(Saved entries)
>> begin

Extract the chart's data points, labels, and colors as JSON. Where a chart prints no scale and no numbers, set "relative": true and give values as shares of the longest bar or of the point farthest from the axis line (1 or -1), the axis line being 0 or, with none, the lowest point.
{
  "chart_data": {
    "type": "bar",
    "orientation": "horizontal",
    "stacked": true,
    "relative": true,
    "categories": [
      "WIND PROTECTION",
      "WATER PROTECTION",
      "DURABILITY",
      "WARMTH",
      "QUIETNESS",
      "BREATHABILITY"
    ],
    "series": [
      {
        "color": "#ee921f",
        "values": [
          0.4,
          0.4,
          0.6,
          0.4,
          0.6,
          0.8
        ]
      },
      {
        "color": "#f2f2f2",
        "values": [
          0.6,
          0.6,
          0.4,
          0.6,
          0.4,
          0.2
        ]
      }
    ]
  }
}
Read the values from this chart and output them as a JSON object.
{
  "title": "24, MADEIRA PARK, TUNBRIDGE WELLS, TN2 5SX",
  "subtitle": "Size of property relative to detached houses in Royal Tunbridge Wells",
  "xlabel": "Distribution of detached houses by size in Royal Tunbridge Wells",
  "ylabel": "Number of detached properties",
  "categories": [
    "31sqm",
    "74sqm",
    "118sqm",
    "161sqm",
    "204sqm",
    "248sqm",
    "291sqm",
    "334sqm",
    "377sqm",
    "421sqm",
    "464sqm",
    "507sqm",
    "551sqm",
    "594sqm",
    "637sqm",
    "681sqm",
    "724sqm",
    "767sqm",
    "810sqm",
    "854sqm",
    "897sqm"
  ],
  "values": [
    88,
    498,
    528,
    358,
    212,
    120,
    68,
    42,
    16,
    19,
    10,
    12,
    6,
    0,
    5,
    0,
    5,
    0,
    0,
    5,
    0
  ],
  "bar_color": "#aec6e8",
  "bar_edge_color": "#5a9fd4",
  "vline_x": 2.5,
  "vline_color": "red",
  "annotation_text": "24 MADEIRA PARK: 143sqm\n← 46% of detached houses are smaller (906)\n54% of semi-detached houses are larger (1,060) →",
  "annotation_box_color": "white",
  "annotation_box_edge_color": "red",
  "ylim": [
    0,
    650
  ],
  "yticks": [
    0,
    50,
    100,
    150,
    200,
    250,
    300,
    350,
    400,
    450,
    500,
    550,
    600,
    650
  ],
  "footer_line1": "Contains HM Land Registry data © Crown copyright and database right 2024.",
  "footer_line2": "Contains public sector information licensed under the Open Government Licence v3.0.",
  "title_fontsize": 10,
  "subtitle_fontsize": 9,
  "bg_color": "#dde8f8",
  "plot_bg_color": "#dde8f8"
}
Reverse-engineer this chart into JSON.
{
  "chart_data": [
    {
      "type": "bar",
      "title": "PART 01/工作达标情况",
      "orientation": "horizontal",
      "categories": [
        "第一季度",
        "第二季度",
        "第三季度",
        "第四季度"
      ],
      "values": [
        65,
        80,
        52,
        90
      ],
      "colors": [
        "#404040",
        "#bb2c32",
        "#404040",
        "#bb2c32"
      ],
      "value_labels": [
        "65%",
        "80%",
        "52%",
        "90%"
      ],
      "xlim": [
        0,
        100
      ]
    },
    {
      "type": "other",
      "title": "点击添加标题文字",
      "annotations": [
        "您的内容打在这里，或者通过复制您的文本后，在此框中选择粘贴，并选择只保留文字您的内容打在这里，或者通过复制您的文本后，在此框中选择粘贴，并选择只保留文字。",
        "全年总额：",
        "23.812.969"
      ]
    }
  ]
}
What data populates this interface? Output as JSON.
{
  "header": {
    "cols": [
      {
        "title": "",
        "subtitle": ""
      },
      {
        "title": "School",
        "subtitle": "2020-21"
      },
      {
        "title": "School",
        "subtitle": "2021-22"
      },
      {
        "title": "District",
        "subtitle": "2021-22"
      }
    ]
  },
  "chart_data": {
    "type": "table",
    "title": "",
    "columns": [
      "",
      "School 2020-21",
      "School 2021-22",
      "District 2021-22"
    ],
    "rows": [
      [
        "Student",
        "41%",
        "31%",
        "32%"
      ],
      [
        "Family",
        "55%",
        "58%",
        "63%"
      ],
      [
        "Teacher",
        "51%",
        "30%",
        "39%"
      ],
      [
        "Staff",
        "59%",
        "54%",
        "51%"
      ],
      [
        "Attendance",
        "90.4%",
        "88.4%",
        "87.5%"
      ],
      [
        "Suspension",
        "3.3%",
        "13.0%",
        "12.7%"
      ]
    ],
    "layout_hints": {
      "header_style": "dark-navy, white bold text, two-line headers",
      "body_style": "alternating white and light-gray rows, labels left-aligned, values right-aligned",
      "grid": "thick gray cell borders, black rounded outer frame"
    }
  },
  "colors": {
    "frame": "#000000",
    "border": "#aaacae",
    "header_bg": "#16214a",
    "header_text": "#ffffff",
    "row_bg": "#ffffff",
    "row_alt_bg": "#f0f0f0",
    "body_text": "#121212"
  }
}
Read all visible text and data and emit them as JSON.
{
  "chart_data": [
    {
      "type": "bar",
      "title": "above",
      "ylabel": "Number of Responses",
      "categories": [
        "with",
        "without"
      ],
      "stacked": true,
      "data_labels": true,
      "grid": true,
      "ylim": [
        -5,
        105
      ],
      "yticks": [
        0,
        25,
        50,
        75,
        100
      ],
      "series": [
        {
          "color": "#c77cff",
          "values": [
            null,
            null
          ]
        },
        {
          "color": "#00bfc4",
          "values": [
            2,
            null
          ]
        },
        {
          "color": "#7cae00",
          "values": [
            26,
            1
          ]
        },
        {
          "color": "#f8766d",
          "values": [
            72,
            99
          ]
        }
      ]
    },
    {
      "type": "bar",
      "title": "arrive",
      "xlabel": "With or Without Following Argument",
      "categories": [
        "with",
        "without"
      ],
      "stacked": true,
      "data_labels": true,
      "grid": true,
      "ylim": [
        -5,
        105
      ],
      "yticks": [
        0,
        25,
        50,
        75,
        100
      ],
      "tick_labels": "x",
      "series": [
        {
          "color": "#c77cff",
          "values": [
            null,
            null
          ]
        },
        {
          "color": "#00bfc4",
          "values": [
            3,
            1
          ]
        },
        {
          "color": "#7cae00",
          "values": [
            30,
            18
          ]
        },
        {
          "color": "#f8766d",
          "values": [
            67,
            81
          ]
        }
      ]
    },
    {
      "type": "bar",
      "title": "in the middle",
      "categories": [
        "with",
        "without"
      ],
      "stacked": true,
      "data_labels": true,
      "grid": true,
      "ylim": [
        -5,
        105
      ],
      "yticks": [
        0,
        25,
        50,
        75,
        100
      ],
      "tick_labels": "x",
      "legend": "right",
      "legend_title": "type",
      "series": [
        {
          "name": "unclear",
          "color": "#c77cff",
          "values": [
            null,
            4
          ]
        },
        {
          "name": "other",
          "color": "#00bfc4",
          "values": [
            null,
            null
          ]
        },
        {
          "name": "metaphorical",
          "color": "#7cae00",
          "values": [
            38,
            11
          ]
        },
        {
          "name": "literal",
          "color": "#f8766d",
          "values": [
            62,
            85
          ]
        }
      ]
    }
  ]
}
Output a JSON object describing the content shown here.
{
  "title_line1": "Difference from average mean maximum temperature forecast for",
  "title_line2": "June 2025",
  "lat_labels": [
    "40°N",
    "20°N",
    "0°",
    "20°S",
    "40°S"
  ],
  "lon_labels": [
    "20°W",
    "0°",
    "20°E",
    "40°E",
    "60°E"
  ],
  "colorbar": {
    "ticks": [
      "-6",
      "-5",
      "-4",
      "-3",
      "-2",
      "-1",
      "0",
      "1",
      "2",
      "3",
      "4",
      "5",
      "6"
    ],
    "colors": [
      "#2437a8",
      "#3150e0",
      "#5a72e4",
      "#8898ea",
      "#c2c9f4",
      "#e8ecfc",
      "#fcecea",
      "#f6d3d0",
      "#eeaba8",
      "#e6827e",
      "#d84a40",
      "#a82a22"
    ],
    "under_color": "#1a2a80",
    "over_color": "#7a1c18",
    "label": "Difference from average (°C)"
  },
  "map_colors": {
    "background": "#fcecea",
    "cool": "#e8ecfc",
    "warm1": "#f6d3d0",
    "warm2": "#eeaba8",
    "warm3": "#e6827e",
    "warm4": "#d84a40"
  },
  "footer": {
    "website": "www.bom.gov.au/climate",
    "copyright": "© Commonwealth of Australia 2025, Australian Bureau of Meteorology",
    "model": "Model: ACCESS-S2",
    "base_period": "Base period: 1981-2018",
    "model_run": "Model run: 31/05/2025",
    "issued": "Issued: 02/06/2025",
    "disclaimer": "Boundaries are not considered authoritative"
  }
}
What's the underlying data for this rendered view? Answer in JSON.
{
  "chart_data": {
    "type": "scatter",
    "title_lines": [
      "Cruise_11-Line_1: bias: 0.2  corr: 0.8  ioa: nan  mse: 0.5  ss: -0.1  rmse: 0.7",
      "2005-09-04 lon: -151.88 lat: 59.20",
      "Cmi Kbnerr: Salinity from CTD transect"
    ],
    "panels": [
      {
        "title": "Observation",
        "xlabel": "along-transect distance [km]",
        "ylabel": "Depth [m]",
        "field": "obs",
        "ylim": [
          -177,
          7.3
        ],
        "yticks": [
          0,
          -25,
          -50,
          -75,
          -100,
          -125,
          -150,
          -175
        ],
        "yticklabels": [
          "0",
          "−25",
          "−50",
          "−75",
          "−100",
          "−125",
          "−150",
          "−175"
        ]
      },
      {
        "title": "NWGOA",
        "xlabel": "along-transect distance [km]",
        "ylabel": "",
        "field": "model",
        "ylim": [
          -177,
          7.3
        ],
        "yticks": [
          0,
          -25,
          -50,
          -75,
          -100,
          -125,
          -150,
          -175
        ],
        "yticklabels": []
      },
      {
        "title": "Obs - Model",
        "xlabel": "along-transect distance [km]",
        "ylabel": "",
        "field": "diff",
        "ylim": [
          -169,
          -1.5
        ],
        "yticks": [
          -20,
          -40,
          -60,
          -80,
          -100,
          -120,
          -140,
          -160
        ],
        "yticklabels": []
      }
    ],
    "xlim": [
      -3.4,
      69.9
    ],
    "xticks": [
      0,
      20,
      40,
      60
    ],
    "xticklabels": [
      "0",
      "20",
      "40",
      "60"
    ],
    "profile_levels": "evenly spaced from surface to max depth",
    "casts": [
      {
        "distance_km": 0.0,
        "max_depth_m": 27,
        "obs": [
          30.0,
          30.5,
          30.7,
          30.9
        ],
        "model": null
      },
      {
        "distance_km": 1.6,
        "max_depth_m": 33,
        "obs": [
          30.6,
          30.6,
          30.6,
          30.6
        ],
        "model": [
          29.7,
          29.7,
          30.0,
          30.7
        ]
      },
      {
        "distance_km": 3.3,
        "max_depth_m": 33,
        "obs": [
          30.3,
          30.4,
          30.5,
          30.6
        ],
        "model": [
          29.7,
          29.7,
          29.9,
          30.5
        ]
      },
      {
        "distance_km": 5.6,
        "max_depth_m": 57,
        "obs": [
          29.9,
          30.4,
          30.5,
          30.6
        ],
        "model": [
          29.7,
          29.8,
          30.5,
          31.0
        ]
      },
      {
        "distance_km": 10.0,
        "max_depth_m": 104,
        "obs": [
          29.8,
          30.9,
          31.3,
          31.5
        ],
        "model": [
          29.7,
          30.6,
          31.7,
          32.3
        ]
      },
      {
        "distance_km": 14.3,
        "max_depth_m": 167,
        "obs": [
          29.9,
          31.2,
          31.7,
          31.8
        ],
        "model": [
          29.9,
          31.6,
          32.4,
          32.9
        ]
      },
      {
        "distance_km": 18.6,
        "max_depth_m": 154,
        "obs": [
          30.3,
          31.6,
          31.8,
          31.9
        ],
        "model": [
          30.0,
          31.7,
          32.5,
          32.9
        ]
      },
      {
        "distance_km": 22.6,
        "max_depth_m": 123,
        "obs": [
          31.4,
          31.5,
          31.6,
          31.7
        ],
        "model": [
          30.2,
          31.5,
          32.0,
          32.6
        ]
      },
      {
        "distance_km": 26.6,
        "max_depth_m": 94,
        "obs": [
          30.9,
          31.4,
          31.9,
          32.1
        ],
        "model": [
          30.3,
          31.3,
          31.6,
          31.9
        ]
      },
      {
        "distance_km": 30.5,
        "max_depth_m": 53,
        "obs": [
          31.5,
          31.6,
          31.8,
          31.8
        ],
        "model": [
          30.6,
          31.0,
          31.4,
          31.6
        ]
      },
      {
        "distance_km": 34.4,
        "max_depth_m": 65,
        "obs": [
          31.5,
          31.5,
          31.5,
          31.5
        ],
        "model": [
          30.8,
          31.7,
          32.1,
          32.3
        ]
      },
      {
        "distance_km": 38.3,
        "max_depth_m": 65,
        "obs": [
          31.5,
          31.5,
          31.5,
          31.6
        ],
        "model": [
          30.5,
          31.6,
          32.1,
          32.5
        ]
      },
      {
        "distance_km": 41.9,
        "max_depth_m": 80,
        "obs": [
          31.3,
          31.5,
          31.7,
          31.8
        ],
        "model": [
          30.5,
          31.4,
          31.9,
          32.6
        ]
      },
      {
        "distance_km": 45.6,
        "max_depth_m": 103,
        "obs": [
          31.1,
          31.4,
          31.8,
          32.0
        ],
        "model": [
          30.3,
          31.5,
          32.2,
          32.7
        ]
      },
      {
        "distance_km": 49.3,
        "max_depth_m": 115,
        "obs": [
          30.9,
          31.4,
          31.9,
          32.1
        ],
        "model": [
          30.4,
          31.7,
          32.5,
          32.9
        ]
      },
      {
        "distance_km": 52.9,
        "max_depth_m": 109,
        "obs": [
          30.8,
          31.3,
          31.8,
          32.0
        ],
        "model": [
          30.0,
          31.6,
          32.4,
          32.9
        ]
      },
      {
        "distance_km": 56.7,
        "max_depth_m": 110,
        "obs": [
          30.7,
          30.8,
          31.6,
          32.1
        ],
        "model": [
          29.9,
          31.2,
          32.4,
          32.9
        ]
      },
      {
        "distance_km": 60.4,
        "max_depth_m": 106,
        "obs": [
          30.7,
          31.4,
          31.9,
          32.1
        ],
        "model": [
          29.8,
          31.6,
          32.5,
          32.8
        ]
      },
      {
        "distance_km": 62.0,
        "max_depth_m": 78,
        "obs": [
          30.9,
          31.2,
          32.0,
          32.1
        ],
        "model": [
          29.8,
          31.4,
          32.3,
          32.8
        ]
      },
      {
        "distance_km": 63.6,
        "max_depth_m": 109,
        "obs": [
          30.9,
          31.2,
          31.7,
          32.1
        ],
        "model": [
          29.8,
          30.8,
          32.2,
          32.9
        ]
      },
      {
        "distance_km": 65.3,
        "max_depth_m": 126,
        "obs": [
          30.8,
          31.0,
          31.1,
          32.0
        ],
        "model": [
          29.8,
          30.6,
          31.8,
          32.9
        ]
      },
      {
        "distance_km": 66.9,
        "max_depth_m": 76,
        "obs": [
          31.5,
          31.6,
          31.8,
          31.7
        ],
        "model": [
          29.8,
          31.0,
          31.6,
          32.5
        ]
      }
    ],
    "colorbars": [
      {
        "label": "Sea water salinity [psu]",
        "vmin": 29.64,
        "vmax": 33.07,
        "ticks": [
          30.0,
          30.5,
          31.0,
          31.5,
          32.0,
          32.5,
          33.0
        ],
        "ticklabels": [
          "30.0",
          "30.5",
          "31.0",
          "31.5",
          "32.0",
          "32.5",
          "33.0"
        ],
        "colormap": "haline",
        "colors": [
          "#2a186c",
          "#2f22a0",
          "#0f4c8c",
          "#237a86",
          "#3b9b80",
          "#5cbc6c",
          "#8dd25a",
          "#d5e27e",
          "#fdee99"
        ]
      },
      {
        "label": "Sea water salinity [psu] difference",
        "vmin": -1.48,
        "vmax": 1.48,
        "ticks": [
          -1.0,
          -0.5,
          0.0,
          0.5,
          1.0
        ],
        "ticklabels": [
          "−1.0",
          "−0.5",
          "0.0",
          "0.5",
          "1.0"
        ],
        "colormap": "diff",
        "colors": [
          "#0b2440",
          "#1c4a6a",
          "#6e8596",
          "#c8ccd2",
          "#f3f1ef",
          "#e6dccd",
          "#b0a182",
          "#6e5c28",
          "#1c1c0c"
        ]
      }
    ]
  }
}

>> end

Identify the lines of the data that contain the word "JSON". Copy each of them.

#### Completed exercise
Extract the chart's data points, labels, and colors as JSON. Where a chart prints no scale and no numbers, set "relative": true and give values as shares of the longest bar or of the point farthest from the axis line (1 or -1), the axis line being 0 or, with none, the lowest point.
Read the values from this chart and output them as a JSON object.
Reverse-engineer this chart into JSON.
What data populates this interface? Output as JSON.
Read all visible text and data and emit them as JSON.
Output a JSON object describing the content shown here.
What's the underlying data for this rendered view? Answer in JSON.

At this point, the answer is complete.